## Work to do
Rewrite every line of the records below as a numbered list, and drop any blank lines.

>> begin

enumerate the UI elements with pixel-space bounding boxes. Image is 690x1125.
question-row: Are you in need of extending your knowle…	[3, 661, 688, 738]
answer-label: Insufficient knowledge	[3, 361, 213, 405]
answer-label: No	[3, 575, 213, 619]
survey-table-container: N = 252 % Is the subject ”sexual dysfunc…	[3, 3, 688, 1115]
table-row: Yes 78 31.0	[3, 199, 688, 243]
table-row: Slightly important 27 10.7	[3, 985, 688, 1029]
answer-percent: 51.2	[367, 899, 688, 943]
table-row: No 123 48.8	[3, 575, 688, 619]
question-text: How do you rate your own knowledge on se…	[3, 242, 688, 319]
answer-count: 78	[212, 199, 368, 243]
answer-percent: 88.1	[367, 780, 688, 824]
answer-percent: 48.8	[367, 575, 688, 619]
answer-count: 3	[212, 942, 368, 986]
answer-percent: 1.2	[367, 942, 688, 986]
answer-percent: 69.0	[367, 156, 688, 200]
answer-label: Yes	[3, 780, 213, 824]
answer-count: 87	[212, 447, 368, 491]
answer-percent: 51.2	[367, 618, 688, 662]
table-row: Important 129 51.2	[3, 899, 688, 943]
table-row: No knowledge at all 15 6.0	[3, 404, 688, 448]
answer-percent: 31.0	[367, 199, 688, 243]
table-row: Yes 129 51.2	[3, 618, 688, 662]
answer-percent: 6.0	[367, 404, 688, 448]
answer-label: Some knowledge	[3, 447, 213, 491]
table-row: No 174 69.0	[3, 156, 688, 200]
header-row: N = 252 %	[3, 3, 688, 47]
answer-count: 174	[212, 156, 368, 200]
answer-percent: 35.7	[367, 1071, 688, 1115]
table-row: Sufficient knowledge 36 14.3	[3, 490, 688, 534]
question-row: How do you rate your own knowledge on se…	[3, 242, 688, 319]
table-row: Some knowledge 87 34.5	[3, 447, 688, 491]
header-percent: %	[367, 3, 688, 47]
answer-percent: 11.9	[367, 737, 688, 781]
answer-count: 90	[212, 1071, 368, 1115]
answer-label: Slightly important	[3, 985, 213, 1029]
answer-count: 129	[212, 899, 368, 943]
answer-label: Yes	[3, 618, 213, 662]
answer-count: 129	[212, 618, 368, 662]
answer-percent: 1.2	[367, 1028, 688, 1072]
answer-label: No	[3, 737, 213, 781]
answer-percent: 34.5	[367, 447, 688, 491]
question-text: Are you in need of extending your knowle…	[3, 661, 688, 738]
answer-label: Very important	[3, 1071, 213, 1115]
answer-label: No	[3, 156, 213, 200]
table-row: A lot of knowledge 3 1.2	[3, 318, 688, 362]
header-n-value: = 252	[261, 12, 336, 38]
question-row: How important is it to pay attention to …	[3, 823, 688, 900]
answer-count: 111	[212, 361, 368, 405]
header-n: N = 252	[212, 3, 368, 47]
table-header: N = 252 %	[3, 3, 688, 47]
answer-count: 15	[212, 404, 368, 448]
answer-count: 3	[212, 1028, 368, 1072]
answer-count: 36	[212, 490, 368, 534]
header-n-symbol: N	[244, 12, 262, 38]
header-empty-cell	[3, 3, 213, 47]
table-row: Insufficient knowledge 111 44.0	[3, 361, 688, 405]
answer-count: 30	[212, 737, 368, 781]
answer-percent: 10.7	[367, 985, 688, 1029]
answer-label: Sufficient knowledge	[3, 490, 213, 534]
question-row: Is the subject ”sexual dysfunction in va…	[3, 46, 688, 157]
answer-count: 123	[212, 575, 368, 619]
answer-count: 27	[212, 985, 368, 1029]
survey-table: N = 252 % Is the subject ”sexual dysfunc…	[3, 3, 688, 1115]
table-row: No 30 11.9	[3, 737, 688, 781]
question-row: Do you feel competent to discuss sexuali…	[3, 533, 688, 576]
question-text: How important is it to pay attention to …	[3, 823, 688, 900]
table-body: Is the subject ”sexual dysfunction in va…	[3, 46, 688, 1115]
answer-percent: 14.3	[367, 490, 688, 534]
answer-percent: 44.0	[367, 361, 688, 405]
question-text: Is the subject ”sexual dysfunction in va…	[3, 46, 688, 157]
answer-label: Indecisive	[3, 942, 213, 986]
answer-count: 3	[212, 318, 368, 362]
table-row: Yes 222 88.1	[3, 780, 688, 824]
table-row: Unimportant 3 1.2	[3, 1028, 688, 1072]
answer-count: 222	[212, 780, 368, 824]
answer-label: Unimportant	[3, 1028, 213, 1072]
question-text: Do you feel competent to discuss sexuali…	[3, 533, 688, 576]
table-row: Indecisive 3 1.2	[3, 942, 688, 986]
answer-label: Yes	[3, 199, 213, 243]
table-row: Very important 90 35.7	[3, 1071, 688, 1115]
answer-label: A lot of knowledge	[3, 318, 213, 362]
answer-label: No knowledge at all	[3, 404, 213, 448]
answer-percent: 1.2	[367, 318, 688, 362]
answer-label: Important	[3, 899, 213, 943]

>> end

## Full solution
1. enumerate the UI elements with pixel-space bounding boxes. Image is 690x1125.
2. question-row: Are you in need of extending your knowle…	[3, 661, 688, 738]
3. answer-label: Insufficient knowledge	[3, 361, 213, 405]
4. answer-label: No	[3, 575, 213, 619]
5. survey-table-container: N = 252 % Is the subject ”sexual dysfunc…	[3, 3, 688, 1115]
6. table-row: Yes 78 31.0	[3, 199, 688, 243]
7. table-row: Slightly important 27 10.7	[3, 985, 688, 1029]
8. answer-percent: 51.2	[367, 899, 688, 943]
9. table-row: No 123 48.8	[3, 575, 688, 619]
10. question-text: How do you rate your own knowledge on se…	[3, 242, 688, 319]
11. answer-count: 78	[212, 199, 368, 243]
12. answer-percent: 88.1	[367, 780, 688, 824]
13. answer-percent: 48.8	[367, 575, 688, 619]
14. answer-count: 3	[212, 942, 368, 986]
15. answer-percent: 1.2	[367, 942, 688, 986]
16. answer-percent: 69.0	[367, 156, 688, 200]
17. answer-label: Yes	[3, 780, 213, 824]
18. answer-count: 87	[212, 447, 368, 491]
19. answer-percent: 51.2	[367, 618, 688, 662]
20. table-row: Important 129 51.2	[3, 899, 688, 943]
21. table-row: No knowledge at all 15 6.0	[3, 404, 688, 448]
22. answer-percent: 31.0	[367, 199, 688, 243]
23. table-row: Yes 129 51.2	[3, 618, 688, 662]
24. answer-percent: 6.0	[367, 404, 688, 448]
25. answer-label: Some knowledge	[3, 447, 213, 491]
26. table-row: No 174 69.0	[3, 156, 688, 200]
27. header-row: N = 252 %	[3, 3, 688, 47]
28. answer-count: 174	[212, 156, 368, 200]
29. answer-percent: 35.7	[367, 1071, 688, 1115]
30. table-row: Sufficient knowledge 36 14.3	[3, 490, 688, 534]
31. question-row: How do you rate your own knowledge on se…	[3, 242, 688, 319]
32. table-row: Some knowledge 87 34.5	[3, 447, 688, 491]
33. header-percent: %	[367, 3, 688, 47]
34. answer-percent: 11.9	[367, 737, 688, 781]
35. answer-count: 90	[212, 1071, 368, 1115]
36. answer-label: Slightly important	[3, 985, 213, 1029]
37. answer-count: 129	[212, 899, 368, 943]
38. answer-label: Yes	[3, 618, 213, 662]
39. answer-count: 129	[212, 618, 368, 662]
40. answer-percent: 1.2	[367, 1028, 688, 1072]
41. answer-label: No	[3, 737, 213, 781]
42. answer-percent: 34.5	[367, 447, 688, 491]
43. question-text: Are you in need of extending your knowle…	[3, 661, 688, 738]
44. answer-label: Very important	[3, 1071, 213, 1115]
45. answer-label: No	[3, 156, 213, 200]
46. table-row: A lot of knowledge 3 1.2	[3, 318, 688, 362]
47. header-n-value: = 252	[261, 12, 336, 38]
48. question-row: How important is it to pay attention to …	[3, 823, 688, 900]
49. answer-count: 111	[212, 361, 368, 405]
50. header-n: N = 252	[212, 3, 368, 47]
51. table-header: N = 252 %	[3, 3, 688, 47]
52. answer-count: 15	[212, 404, 368, 448]
53. answer-count: 3	[212, 1028, 368, 1072]
54. answer-count: 36	[212, 490, 368, 534]
55. header-n-symbol: N	[244, 12, 262, 38]
56. header-empty-cell	[3, 3, 213, 47]
57. table-row: Insufficient knowledge 111 44.0	[3, 361, 688, 405]
58. answer-count: 30	[212, 737, 368, 781]
59. answer-percent: 10.7	[367, 985, 688, 1029]
60. answer-label: Sufficient knowledge	[3, 490, 213, 534]
61. question-row: Is the subject ”sexual dysfunction in va…	[3, 46, 688, 157]
62. answer-count: 123	[212, 575, 368, 619]
63. answer-count: 27	[212, 985, 368, 1029]
64. survey-table: N = 252 % Is the subject ”sexual dysfunc…	[3, 3, 688, 1115]
65. table-row: No 30 11.9	[3, 737, 688, 781]
66. question-row: Do you feel competent to discuss sexuali…	[3, 533, 688, 576]
67. question-text: How important is it to pay attention to …	[3, 823, 688, 900]
68. table-body: Is the subject ”sexual dysfunction in va…	[3, 46, 688, 1115]
69. answer-percent: 14.3	[367, 490, 688, 534]
70. answer-percent: 44.0	[367, 361, 688, 405]
71. question-text: Is the subject ”sexual dysfunction in va…	[3, 46, 688, 157]
72. answer-label: Indecisive	[3, 942, 213, 986]
73. answer-count: 3	[212, 318, 368, 362]
74. table-row: Yes 222 88.1	[3, 780, 688, 824]
75. table-row: Unimportant 3 1.2	[3, 1028, 688, 1072]
76. answer-count: 222	[212, 780, 368, 824]
77. answer-label: Unimportant	[3, 1028, 213, 1072]
78. question-text: Do you feel competent to discuss sexuali…	[3, 533, 688, 576]
79. table-row: Indecisive 3 1.2	[3, 942, 688, 986]
80. answer-label: Yes	[3, 199, 213, 243]
81. table-row: Very important 90 35.7	[3, 1071, 688, 1115]
82. answer-label: A lot of knowledge	[3, 318, 213, 362]
83. answer-label: No knowledge at all	[3, 404, 213, 448]
84. answer-percent: 1.2	[367, 318, 688, 362]
85. answer-label: Important	[3, 899, 213, 943]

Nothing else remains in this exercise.